__TASK OBJECTIVE__
Below is a block of records; please copy all of them exactly.
____ DATA EXTRACTS
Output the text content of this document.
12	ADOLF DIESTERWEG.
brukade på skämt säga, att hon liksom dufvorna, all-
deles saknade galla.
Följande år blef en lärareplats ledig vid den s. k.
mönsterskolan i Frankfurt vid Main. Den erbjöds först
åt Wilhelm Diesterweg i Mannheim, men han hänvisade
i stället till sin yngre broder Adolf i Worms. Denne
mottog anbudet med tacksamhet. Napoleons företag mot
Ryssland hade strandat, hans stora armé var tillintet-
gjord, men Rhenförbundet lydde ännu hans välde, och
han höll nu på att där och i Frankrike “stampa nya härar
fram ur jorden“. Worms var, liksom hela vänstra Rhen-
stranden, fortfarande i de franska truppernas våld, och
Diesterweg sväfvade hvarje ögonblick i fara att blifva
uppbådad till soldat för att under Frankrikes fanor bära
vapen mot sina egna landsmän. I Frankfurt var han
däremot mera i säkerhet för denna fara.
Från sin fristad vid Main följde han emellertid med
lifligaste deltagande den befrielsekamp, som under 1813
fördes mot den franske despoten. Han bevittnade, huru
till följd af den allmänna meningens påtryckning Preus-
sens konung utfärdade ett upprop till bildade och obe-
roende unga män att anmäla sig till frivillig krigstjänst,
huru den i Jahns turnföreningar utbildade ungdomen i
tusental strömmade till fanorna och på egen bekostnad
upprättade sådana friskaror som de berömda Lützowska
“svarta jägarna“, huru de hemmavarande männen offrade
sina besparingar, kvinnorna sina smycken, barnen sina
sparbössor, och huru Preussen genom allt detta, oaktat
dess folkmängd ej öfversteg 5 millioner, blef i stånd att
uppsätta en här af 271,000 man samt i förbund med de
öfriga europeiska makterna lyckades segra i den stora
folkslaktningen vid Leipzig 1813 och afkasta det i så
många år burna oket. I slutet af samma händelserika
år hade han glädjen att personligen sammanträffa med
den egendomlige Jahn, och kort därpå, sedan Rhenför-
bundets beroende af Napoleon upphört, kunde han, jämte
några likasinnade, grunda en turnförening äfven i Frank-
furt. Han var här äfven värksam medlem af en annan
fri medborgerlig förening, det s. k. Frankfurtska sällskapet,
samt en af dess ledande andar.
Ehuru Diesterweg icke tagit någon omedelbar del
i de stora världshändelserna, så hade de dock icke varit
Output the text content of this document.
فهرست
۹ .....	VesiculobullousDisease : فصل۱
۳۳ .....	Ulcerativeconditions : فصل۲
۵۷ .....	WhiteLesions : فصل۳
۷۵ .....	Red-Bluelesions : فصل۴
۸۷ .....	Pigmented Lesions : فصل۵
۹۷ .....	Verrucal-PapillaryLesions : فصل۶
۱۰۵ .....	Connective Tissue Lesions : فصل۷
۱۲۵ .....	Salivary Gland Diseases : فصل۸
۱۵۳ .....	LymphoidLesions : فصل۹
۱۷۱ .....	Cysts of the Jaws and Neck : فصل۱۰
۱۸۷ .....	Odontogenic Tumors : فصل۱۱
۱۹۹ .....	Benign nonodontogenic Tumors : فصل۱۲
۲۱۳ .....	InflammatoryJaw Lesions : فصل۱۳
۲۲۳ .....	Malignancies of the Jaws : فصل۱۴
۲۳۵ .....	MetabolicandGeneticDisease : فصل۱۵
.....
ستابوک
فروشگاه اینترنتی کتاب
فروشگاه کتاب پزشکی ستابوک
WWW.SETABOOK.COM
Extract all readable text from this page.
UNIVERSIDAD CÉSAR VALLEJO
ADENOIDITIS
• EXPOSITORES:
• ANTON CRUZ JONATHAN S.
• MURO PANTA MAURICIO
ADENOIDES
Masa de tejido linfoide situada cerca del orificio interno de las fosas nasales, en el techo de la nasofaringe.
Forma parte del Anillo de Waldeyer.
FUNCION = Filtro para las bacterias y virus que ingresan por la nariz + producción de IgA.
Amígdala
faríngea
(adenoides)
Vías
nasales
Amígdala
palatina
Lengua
________
__WRITTEN ANSWER__
Output the text content of this document.
12	ADOLF DIESTERWEG.
brukade på skämt säga, att hon liksom dufvorna, all-
deles saknade galla.
Följande år blef en lärareplats ledig vid den s. k.
mönsterskolan i Frankfurt vid Main. Den erbjöds först
åt Wilhelm Diesterweg i Mannheim, men han hänvisade
i stället till sin yngre broder Adolf i Worms. Denne
mottog anbudet med tacksamhet. Napoleons företag mot
Ryssland hade strandat, hans stora armé var tillintet-
gjord, men Rhenförbundet lydde ännu hans välde, och
han höll nu på att där och i Frankrike “stampa nya härar
fram ur jorden“. Worms var, liksom hela vänstra Rhen-
stranden, fortfarande i de franska truppernas våld, och
Diesterweg sväfvade hvarje ögonblick i fara att blifva
uppbådad till soldat för att under Frankrikes fanor bära
vapen mot sina egna landsmän. I Frankfurt var han
däremot mera i säkerhet för denna fara.
Från sin fristad vid Main följde han emellertid med
lifligaste deltagande den befrielsekamp, som under 1813
fördes mot den franske despoten. Han bevittnade, huru
till följd af den allmänna meningens påtryckning Preus-
sens konung utfärdade ett upprop till bildade och obe-
roende unga män att anmäla sig till frivillig krigstjänst,
huru den i Jahns turnföreningar utbildade ungdomen i
tusental strömmade till fanorna och på egen bekostnad
upprättade sådana friskaror som de berömda Lützowska
“svarta jägarna“, huru de hemmavarande männen offrade
sina besparingar, kvinnorna sina smycken, barnen sina
sparbössor, och huru Preussen genom allt detta, oaktat
dess folkmängd ej öfversteg 5 millioner, blef i stånd att
uppsätta en här af 271,000 man samt i förbund med de
öfriga europeiska makterna lyckades segra i den stora
folkslaktningen vid Leipzig 1813 och afkasta det i så
många år burna oket. I slutet af samma händelserika
år hade han glädjen att personligen sammanträffa med
den egendomlige Jahn, och kort därpå, sedan Rhenför-
bundets beroende af Napoleon upphört, kunde han, jämte
några likasinnade, grunda en turnförening äfven i Frank-
furt. Han var här äfven värksam medlem af en annan
fri medborgerlig förening, det s. k. Frankfurtska sällskapet,
samt en af dess ledande andar.
Ehuru Diesterweg icke tagit någon omedelbar del
i de stora världshändelserna, så hade de dock icke varit
Output the text content of this document.
فهرست
۹ .....	VesiculobullousDisease : فصل۱
۳۳ .....	Ulcerativeconditions : فصل۲
۵۷ .....	WhiteLesions : فصل۳
۷۵ .....	Red-Bluelesions : فصل۴
۸۷ .....	Pigmented Lesions : فصل۵
۹۷ .....	Verrucal-PapillaryLesions : فصل۶
۱۰۵ .....	Connective Tissue Lesions : فصل۷
۱۲۵ .....	Salivary Gland Diseases : فصل۸
۱۵۳ .....	LymphoidLesions : فصل۹
۱۷۱ .....	Cysts of the Jaws and Neck : فصل۱۰
۱۸۷ .....	Odontogenic Tumors : فصل۱۱
۱۹۹ .....	Benign nonodontogenic Tumors : فصل۱۲
۲۱۳ .....	InflammatoryJaw Lesions : فصل۱۳
۲۲۳ .....	Malignancies of the Jaws : فصل۱۴
۲۳۵ .....	MetabolicandGeneticDisease : فصل۱۵
.....
ستابوک
فروشگاه اینترنتی کتاب
فروشگاه کتاب پزشکی ستابوک
WWW.SETABOOK.COM
Extract all readable text from this page.
UNIVERSIDAD CÉSAR VALLEJO
ADENOIDITIS
• EXPOSITORES:
• ANTON CRUZ JONATHAN S.
• MURO PANTA MAURICIO
ADENOIDES
Masa de tejido linfoide situada cerca del orificio interno de las fosas nasales, en el techo de la nasofaringe.
Forma parte del Anillo de Waldeyer.
FUNCION = Filtro para las bacterias y virus que ingresan por la nariz + producción de IgA.
Amígdala
faríngea
(adenoides)
Vías
nasales
Amígdala
palatina
Lengua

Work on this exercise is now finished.